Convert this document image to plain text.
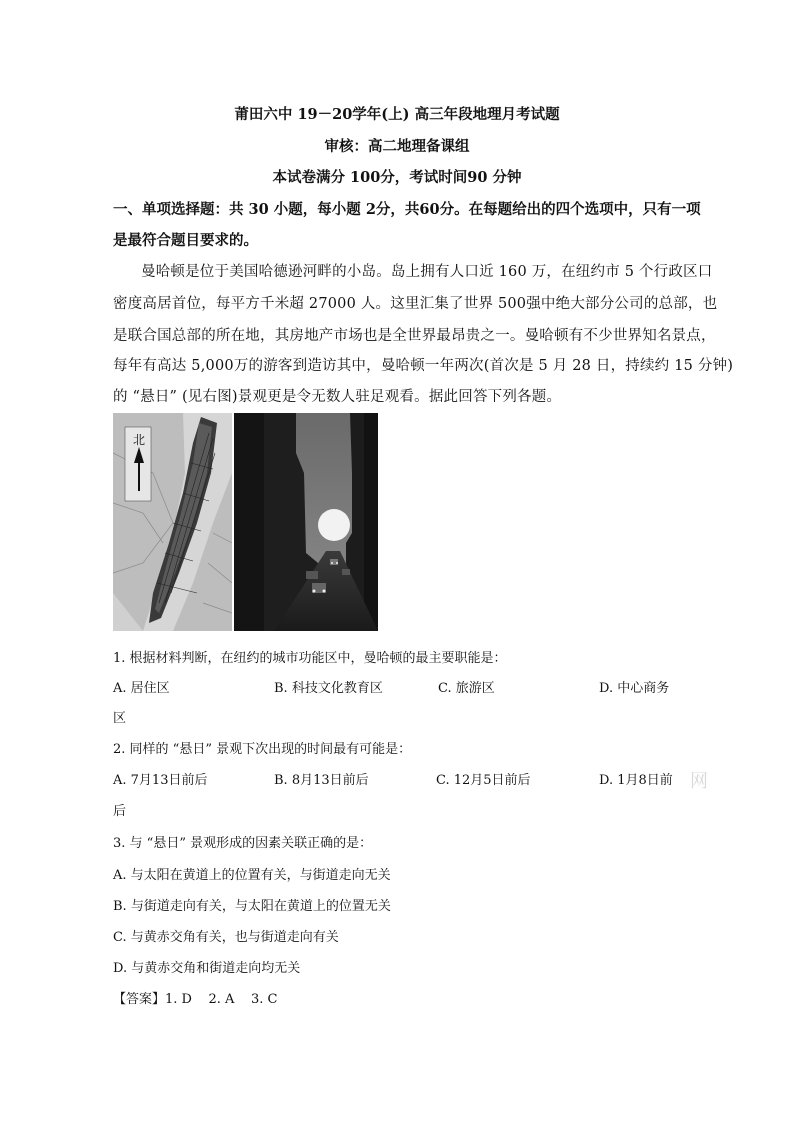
莆田六中 19－20学年(上) 高三年段地理月考试题
审核：高二地理备课组
本试卷满分 100分，考试时间90 分钟
一、单项选择题：共 30 小题，每小题 2分，共60分。在每题给出的四个选项中，只有一项
是最符合题目要求的。
曼哈顿是位于美国哈德逊河畔的小岛。岛上拥有人口近 160 万，在纽约市 5 个行政区口
密度高居首位，每平方千米超 27000 人。这里汇集了世界 500强中绝大部分公司的总部，也
是联合国总部的所在地，其房地产市场也是全世界最昂贵之一。曼哈顿有不少世界知名景点，
每年有高达 5,000万的游客到造访其中，曼哈顿一年两次(首次是 5 月 28 日，持续约 15 分钟)
的 “悬日” (见右图)景观更是令无数人驻足观看。据此回答下列各题。
北
1. 根据材料判断，在纽约的城市功能区中，曼哈顿的最主要职能是：
A. 居住区	B. 科技文化教育区	C. 旅游区	D. 中心商务
区
2. 同样的 “悬日” 景观下次出现的时间最有可能是：
A. 7月13日前后	B. 8月13日前后	C. 12月5日前后	D. 1月8日前 网
后
3. 与 “悬日” 景观形成的因素关联正确的是：
A. 与太阳在黄道上的位置有关，与街道走向无关
B. 与街道走向有关，与太阳在黄道上的位置无关
C. 与黄赤交角有关，也与街道走向有关
D. 与黄赤交角和街道走向均无关
【答案】1. D    2. A    3. C
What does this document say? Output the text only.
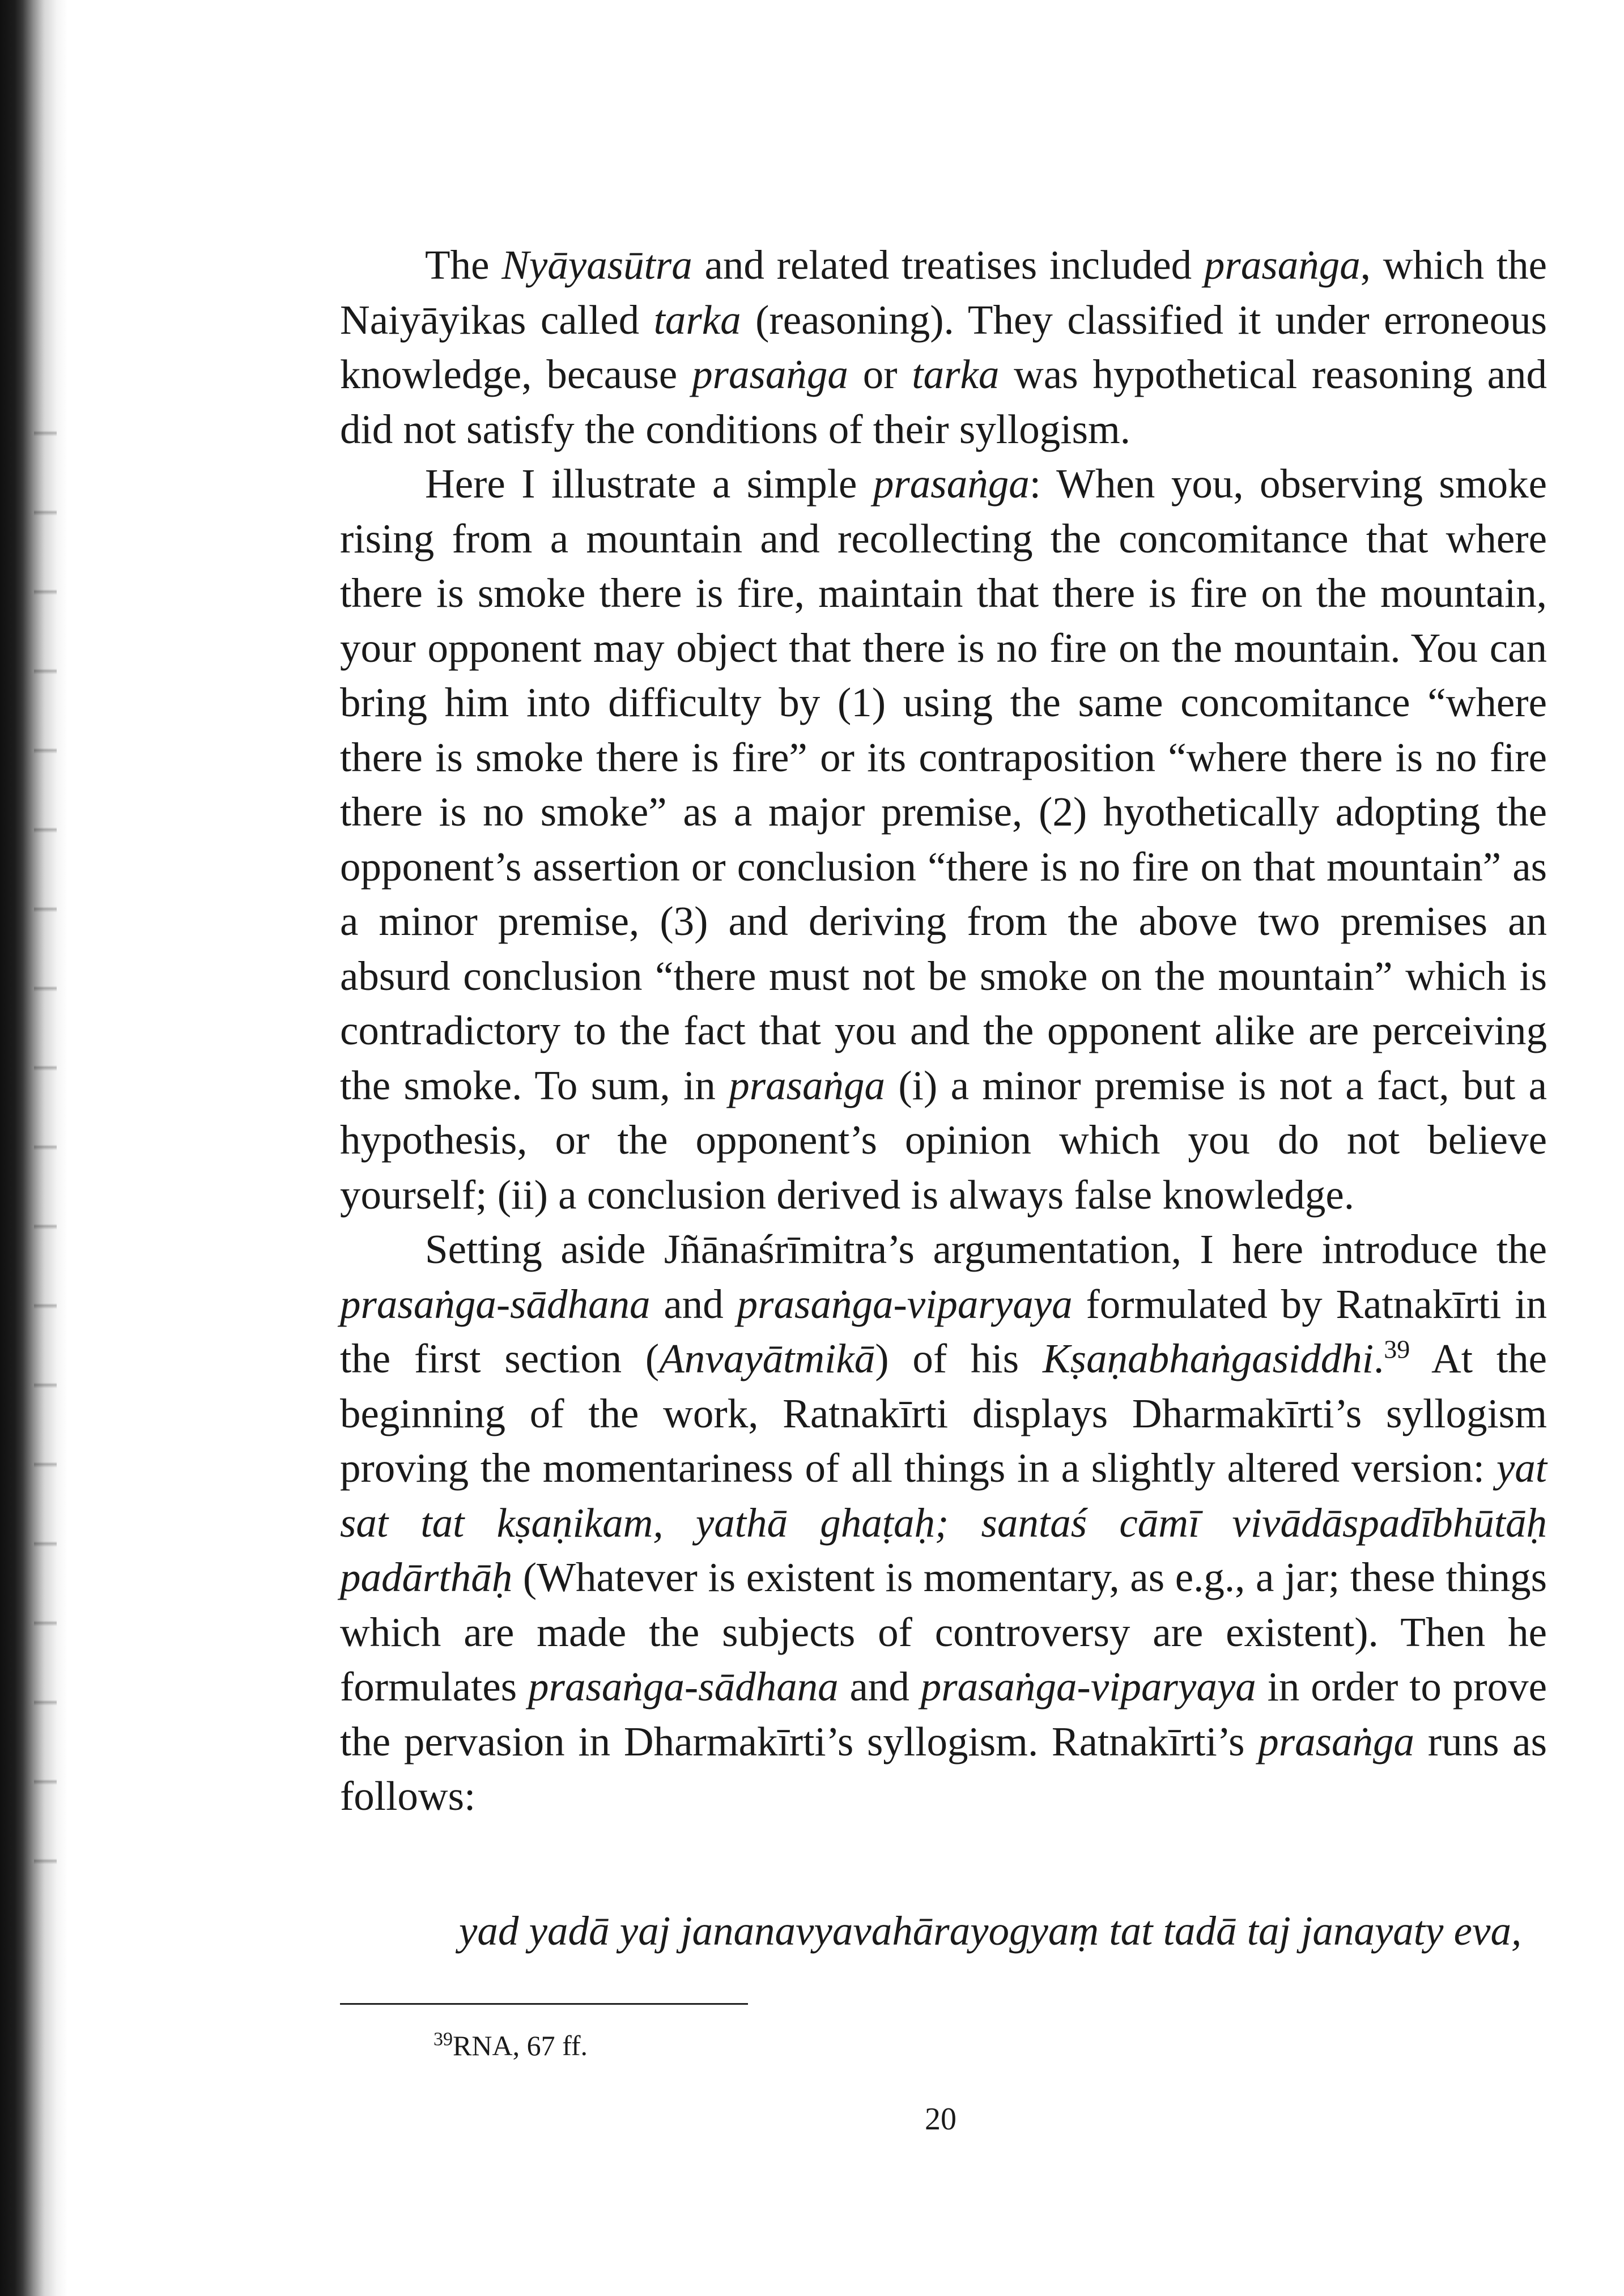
The Nyāyasūtra and related treatises included prasaṅga, which the Naiyāyikas called tarka (reasoning). They classified it under erroneous knowledge, because prasaṅga or tarka was hypothetical reasoning and did not satisfy the conditions of their syllogism.

Here I illustrate a simple prasaṅga: When you, observing smoke rising from a mountain and recollecting the concomitance that where there is smoke there is fire, maintain that there is fire on the mountain, your opponent may object that there is no fire on the mountain. You can bring him into difficulty by (1) using the same concomitance “where there is smoke there is fire” or its contraposition “where there is no fire there is no smoke” as a major premise, (2) hyothetically adopting the opponent’s assertion or conclusion “there is no fire on that mountain” as a minor premise, (3) and deriving from the above two premises an absurd conclusion “there must not be smoke on the mountain” which is contradictory to the fact that you and the opponent alike are perceiving the smoke. To sum, in prasaṅga (i) a minor premise is not a fact, but a hypothesis, or the opponent’s opinion which you do not believe yourself; (ii) a conclusion derived is always false knowledge.

Setting aside Jñānaśrīmitra’s argumentation, I here introduce the prasaṅga-sādhana and prasaṅga-viparyaya formulated by Ratnakīrti in the first section (Anvayātmikā) of his Kṣaṇabhaṅgasiddhi.$^{39}$ At the beginning of the work, Ratnakīrti displays Dharmakīrti’s syllogism proving the momentariness of all things in a slightly altered version: yat sat tat kṣaṇikam, yathā ghaṭaḥ; santaś cāmī vivādāspadībhūtāḥ padārthāḥ (Whatever is existent is momentary, as e.g., a jar; these things which are made the subjects of controversy are existent). Then he formulates prasaṅga-sādhana and prasaṅga-viparyaya in order to prove the pervasion in Dharmakīrti’s syllogism. Ratnakīrti’s prasaṅga runs as follows:

yad yadā yaj jananavyavahārayogyaṃ tat tadā taj janayaty eva,
$^{39}$RNA, 67 ff.
20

────────────────────

• WHAT IS NEEDED: Retype every record above exactly as written, but leave out the pictures.

• ANSWER TO THIS PROBLEM:
Convert this document image to plain text.
莆田六中 19－20学年(上) 高三年段地理月考试题
审核：高二地理备课组
本试卷满分 100分，考试时间90 分钟
一、单项选择题：共 30 小题，每小题 2分，共60分。在每题给出的四个选项中，只有一项
是最符合题目要求的。
曼哈顿是位于美国哈德逊河畔的小岛。岛上拥有人口近 160 万，在纽约市 5 个行政区口
密度高居首位，每平方千米超 27000 人。这里汇集了世界 500强中绝大部分公司的总部，也
是联合国总部的所在地，其房地产市场也是全世界最昂贵之一。曼哈顿有不少世界知名景点，
每年有高达 5,000万的游客到造访其中，曼哈顿一年两次(首次是 5 月 28 日，持续约 15 分钟)
的 “悬日” (见右图)景观更是令无数人驻足观看。据此回答下列各题。
北
1. 根据材料判断，在纽约的城市功能区中，曼哈顿的最主要职能是：
A. 居住区	B. 科技文化教育区	C. 旅游区	D. 中心商务
区
2. 同样的 “悬日” 景观下次出现的时间最有可能是：
A. 7月13日前后	B. 8月13日前后	C. 12月5日前后	D. 1月8日前 网
后
3. 与 “悬日” 景观形成的因素关联正确的是：
A. 与太阳在黄道上的位置有关，与街道走向无关
B. 与街道走向有关，与太阳在黄道上的位置无关
C. 与黄赤交角有关，也与街道走向有关
D. 与黄赤交角和街道走向均无关
【答案】1. D    2. A    3. C
What does this document say? Output the text only.
The Nyāyasūtra and related treatises included prasaṅga, which the Naiyāyikas called tarka (reasoning). They classified it under erroneous knowledge, because prasaṅga or tarka was hypothetical reasoning and did not satisfy the conditions of their syllogism.

Here I illustrate a simple prasaṅga: When you, observing smoke rising from a mountain and recollecting the concomitance that where there is smoke there is fire, maintain that there is fire on the mountain, your opponent may object that there is no fire on the mountain. You can bring him into difficulty by (1) using the same concomitance “where there is smoke there is fire” or its contraposition “where there is no fire there is no smoke” as a major premise, (2) hyothetically adopting the opponent’s assertion or conclusion “there is no fire on that mountain” as a minor premise, (3) and deriving from the above two premises an absurd conclusion “there must not be smoke on the mountain” which is contradictory to the fact that you and the opponent alike are perceiving the smoke. To sum, in prasaṅga (i) a minor premise is not a fact, but a hypothesis, or the opponent’s opinion which you do not believe yourself; (ii) a conclusion derived is always false knowledge.

Setting aside Jñānaśrīmitra’s argumentation, I here introduce the prasaṅga-sādhana and prasaṅga-viparyaya formulated by Ratnakīrti in the first section (Anvayātmikā) of his Kṣaṇabhaṅgasiddhi.$^{39}$ At the beginning of the work, Ratnakīrti displays Dharmakīrti’s syllogism proving the momentariness of all things in a slightly altered version: yat sat tat kṣaṇikam, yathā ghaṭaḥ; santaś cāmī vivādāspadībhūtāḥ padārthāḥ (Whatever is existent is momentary, as e.g., a jar; these things which are made the subjects of controversy are existent). Then he formulates prasaṅga-sādhana and prasaṅga-viparyaya in order to prove the pervasion in Dharmakīrti’s syllogism. Ratnakīrti’s prasaṅga runs as follows:

yad yadā yaj jananavyavahārayogyaṃ tat tadā taj janayaty eva,
$^{39}$RNA, 67 ff.
20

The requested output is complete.